» Work to be completed
Locate each line with the string "небе" in the listing below and copy it.

(Saved entries)
==============================

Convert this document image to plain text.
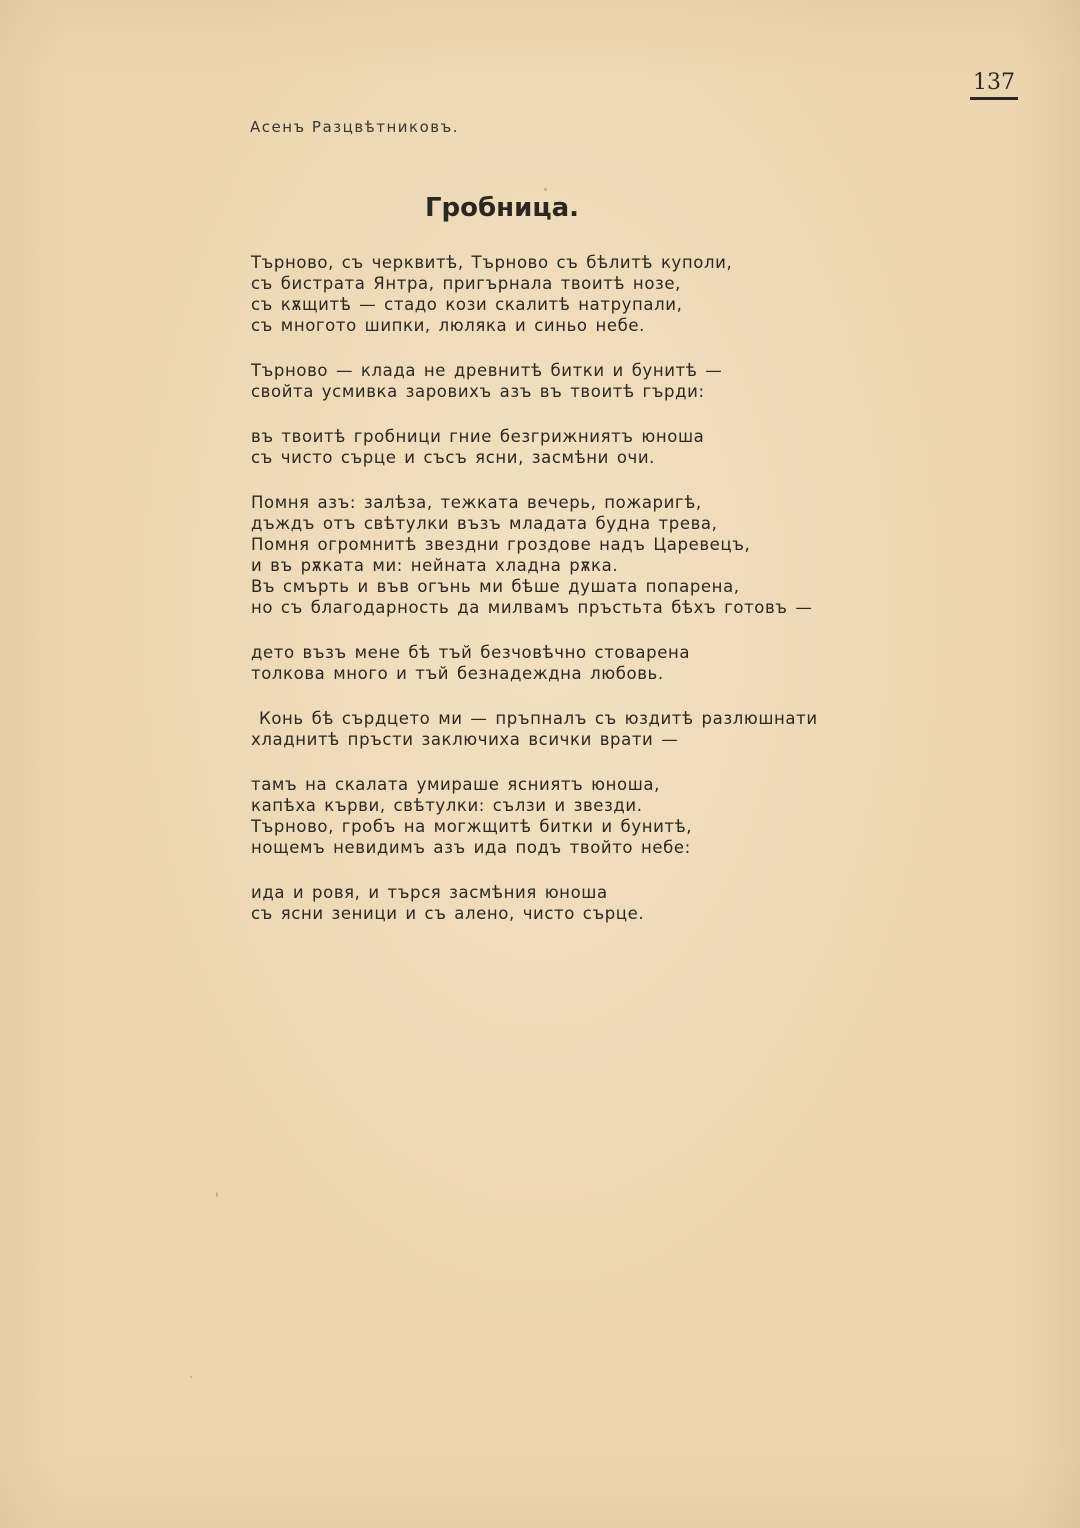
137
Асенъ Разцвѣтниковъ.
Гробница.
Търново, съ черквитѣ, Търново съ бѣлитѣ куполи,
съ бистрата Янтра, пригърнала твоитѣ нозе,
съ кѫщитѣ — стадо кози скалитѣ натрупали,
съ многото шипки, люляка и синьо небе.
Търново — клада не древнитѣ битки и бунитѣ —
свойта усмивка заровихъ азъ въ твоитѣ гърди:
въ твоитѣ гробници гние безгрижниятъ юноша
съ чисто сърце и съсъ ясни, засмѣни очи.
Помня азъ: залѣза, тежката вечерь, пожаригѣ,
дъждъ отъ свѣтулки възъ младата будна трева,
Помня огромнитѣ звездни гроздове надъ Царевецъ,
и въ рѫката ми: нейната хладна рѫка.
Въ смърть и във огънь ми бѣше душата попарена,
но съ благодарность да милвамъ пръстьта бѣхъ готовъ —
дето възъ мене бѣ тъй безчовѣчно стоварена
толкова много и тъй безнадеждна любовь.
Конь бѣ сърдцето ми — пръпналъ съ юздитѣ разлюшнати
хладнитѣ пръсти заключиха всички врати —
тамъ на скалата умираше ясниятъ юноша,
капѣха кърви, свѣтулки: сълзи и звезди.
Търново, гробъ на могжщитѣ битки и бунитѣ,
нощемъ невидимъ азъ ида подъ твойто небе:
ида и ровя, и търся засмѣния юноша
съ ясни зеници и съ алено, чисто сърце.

==============================

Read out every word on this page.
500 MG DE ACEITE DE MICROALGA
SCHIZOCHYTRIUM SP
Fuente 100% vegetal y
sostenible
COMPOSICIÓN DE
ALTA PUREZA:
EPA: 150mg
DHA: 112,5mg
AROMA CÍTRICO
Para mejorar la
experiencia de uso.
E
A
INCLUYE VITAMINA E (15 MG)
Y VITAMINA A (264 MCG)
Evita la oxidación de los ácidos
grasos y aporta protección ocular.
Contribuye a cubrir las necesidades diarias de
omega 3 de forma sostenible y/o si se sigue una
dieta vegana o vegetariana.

==============================

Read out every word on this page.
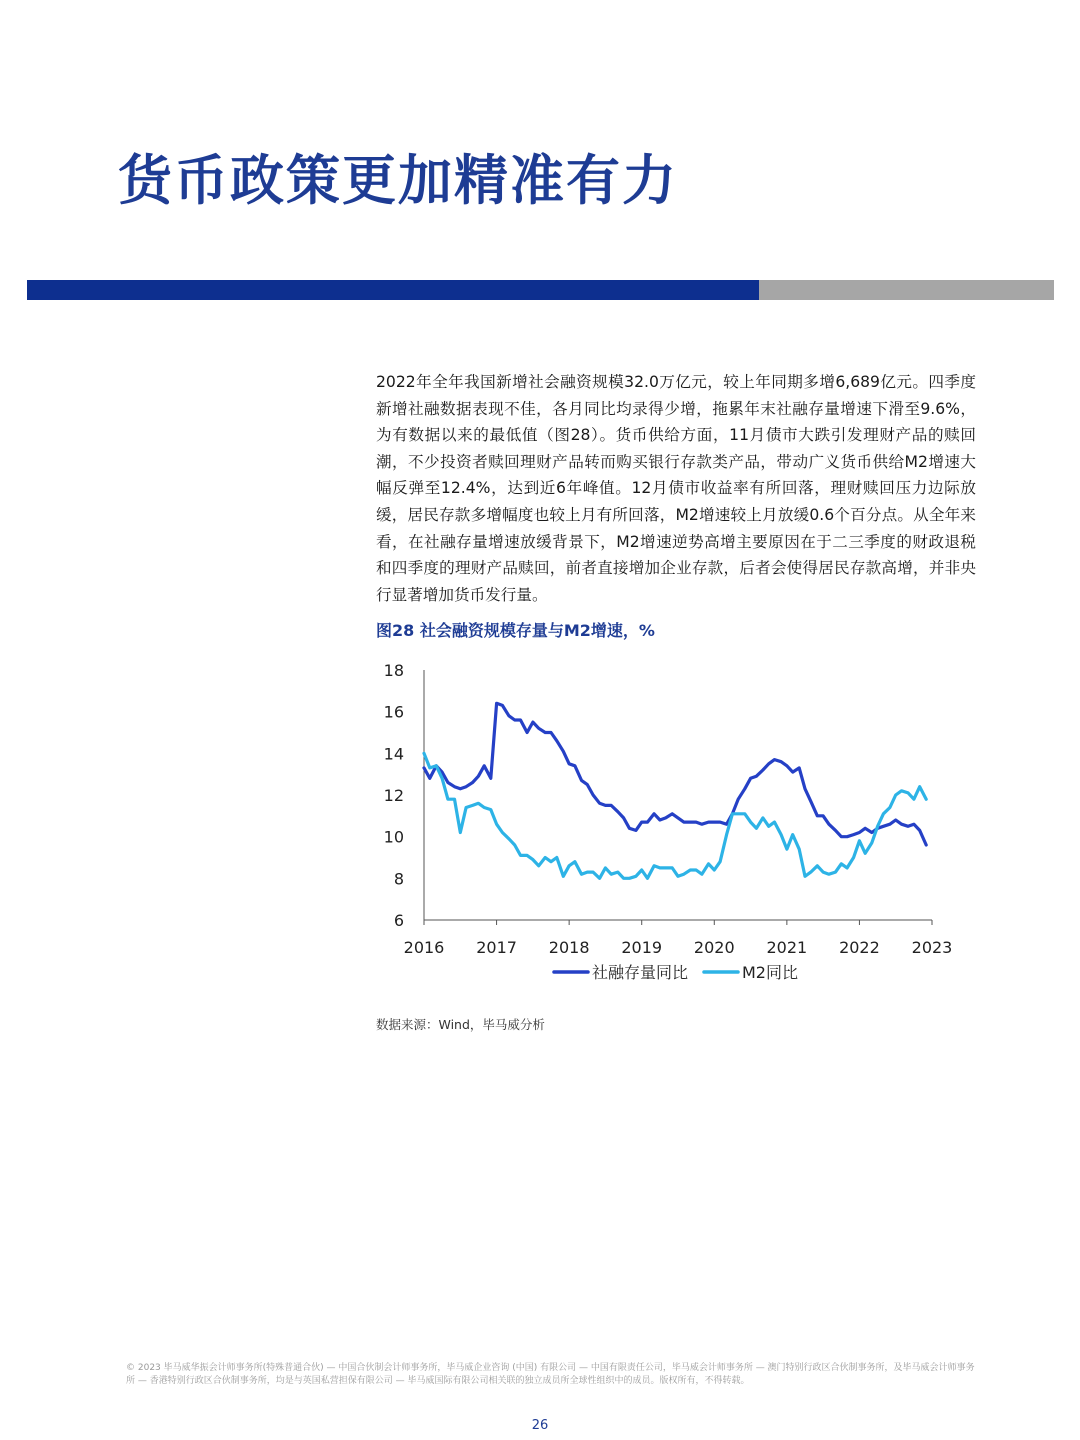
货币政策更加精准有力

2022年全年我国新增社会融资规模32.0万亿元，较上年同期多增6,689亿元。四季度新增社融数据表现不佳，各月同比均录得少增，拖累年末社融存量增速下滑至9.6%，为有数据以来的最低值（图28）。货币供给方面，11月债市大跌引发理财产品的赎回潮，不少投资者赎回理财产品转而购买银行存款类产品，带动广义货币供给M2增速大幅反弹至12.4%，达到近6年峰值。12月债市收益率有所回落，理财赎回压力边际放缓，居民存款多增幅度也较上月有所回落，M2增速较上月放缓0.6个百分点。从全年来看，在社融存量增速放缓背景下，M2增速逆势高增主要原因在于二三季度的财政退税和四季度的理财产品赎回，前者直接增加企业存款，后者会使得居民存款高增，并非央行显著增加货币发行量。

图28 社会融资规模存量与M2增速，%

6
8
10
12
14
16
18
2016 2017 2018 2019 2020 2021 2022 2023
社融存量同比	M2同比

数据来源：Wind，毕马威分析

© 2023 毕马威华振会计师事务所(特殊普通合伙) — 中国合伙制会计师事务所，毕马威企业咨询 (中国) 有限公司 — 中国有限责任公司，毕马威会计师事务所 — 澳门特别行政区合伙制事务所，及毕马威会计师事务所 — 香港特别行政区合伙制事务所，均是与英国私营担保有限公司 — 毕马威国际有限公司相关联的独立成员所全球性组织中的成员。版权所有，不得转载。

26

==============================

» Task response
съ многото шипки, люляка и синьо небе.
нощемъ невидимъ азъ ида подъ твойто небе:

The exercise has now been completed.